Data rows start
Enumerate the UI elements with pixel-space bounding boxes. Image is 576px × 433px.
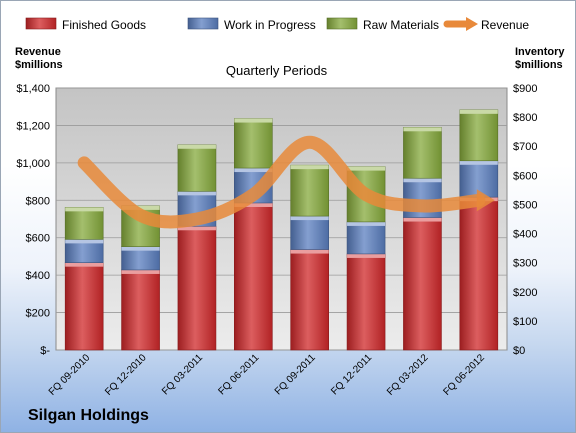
- category-label: FQ 12-2010: [103, 352, 149, 398]
- bar-top-highlight: [121, 269, 160, 274]
- bar-top-highlight: [177, 191, 216, 196]
- legend-label: Finished Goods: [62, 18, 146, 32]
- legend-label: Work in Progress: [224, 18, 316, 32]
- category-label: FQ 09-2011: [273, 352, 318, 397]
- left-tick-label: $600: [26, 233, 50, 245]
- bar-top-highlight: [234, 168, 273, 173]
- right-tick-label: $600: [513, 170, 537, 182]
- legend-swatch: [25, 17, 57, 30]
- bar-top-highlight: [403, 217, 442, 222]
- left-tick-label: $1,200: [16, 120, 50, 132]
- bar-raw-materials: [290, 164, 329, 217]
- bar-top-highlight: [121, 246, 160, 251]
- legend-label: Raw Materials: [363, 18, 439, 32]
- bar-work-in-progress: [346, 221, 386, 255]
- bar-finished-goods: [177, 225, 217, 351]
- right-axis-title: Inventory $millions: [515, 46, 565, 72]
- bar-finished-goods: [121, 269, 160, 351]
- revenue-line: [77, 135, 486, 229]
- category-label: FQ 03-2012: [385, 352, 431, 398]
- right-tick-label: $300: [513, 258, 537, 270]
- bar-top-highlight: [290, 216, 329, 221]
- bar-finished-goods: [290, 249, 329, 351]
- legend-swatch: [187, 17, 219, 30]
- bar-finished-goods: [403, 217, 442, 351]
- right-tick-label: $100: [513, 316, 537, 328]
- bar-raw-materials: [64, 207, 104, 240]
- left-tick-label: $1,400: [16, 83, 50, 95]
- bar-work-in-progress: [290, 215, 329, 250]
- bar-top-highlight: [177, 144, 216, 149]
- category-label: FQ 06-2012: [441, 352, 487, 398]
- left-axis-title-line1: Revenue: [15, 46, 61, 58]
- revenue-arrowhead: [476, 189, 495, 212]
- company-name: Silgan Holdings: [28, 407, 149, 424]
- legend-swatch-arrow: [466, 17, 478, 31]
- right-axis-title-line1: Inventory: [515, 46, 565, 58]
- bar-top-highlight: [234, 202, 273, 207]
- legend-swatch: [326, 17, 358, 30]
- category-label: FQ 06-2011: [216, 352, 261, 397]
- left-axis-title-line2: $millions: [15, 59, 63, 71]
- bar-finished-goods: [234, 202, 273, 351]
- bar-top-highlight: [290, 249, 329, 254]
- right-tick-label: $500: [513, 199, 537, 211]
- right-tick-label: $900: [513, 83, 537, 95]
- left-tick-label: $800: [26, 195, 50, 207]
- right-axis-title-line2: $millions: [515, 59, 563, 71]
- chart-title: Quarterly Periods: [226, 63, 328, 78]
- category-label: FQ 09-2010: [47, 352, 93, 398]
- left-tick-label: $200: [26, 308, 50, 320]
- bar-finished-goods: [346, 253, 386, 351]
- left-axis-title: Revenue $millions: [15, 46, 63, 72]
- bar-top-highlight: [347, 253, 386, 258]
- bar-top-highlight: [403, 127, 442, 132]
- left-tick-label: $-: [40, 345, 50, 357]
- category-label: FQ 03-2011: [160, 352, 205, 397]
- bar-finished-goods: [64, 262, 104, 351]
- bar-raw-materials: [403, 127, 442, 179]
- right-tick-label: $800: [513, 112, 537, 124]
- right-tick-label: $700: [513, 141, 537, 153]
- left-tick-label: $1,000: [16, 158, 50, 170]
- category-label: FQ 12-2011: [329, 352, 374, 397]
- bar-top-highlight: [65, 239, 104, 244]
- legend-label: Revenue: [481, 18, 529, 32]
- right-tick-label: $0: [513, 345, 525, 357]
- bar-top-highlight: [65, 207, 104, 212]
- bar-top-highlight: [65, 262, 104, 267]
- bar-top-highlight: [459, 109, 498, 114]
- bar-raw-materials: [459, 109, 499, 162]
- left-tick-label: $400: [26, 270, 50, 282]
- bar-top-highlight: [234, 118, 273, 123]
- bar-top-highlight: [403, 178, 442, 183]
- bar-top-highlight: [177, 226, 216, 231]
- bar-finished-goods: [459, 196, 499, 351]
- right-tick-label: $200: [513, 287, 537, 299]
- bar-raw-materials: [234, 118, 273, 169]
- bar-top-highlight: [347, 166, 386, 171]
- bar-top-highlight: [459, 160, 498, 165]
- bar-top-highlight: [347, 221, 386, 226]
- right-tick-label: $400: [513, 229, 537, 241]
- bar-top-highlight: [290, 165, 329, 170]
- bar-raw-materials: [177, 144, 217, 192]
Data rows end
Rewrite the listing from the line with "- category-label: FQ 12-2010: [103, 352, 149, 398]" to the line with "- legend-swatch: [25, 17, 57, 30]", swapping each "bar-top-highlight" for "bar-cap-highlight" and keeping everything else the same. Return only those lines.

# [Solution to the exercise]
- category-label: FQ 12-2010: [103, 352, 149, 398]
- bar-cap-highlight: [121, 269, 160, 274]
- bar-cap-highlight: [177, 191, 216, 196]
- legend-label: Finished Goods: [62, 18, 146, 32]
- legend-label: Work in Progress: [224, 18, 316, 32]
- category-label: FQ 09-2011: [273, 352, 318, 397]
- left-tick-label: $600: [26, 233, 50, 245]
- bar-cap-highlight: [234, 168, 273, 173]
- right-tick-label: $600: [513, 170, 537, 182]
- legend-swatch: [25, 17, 57, 30]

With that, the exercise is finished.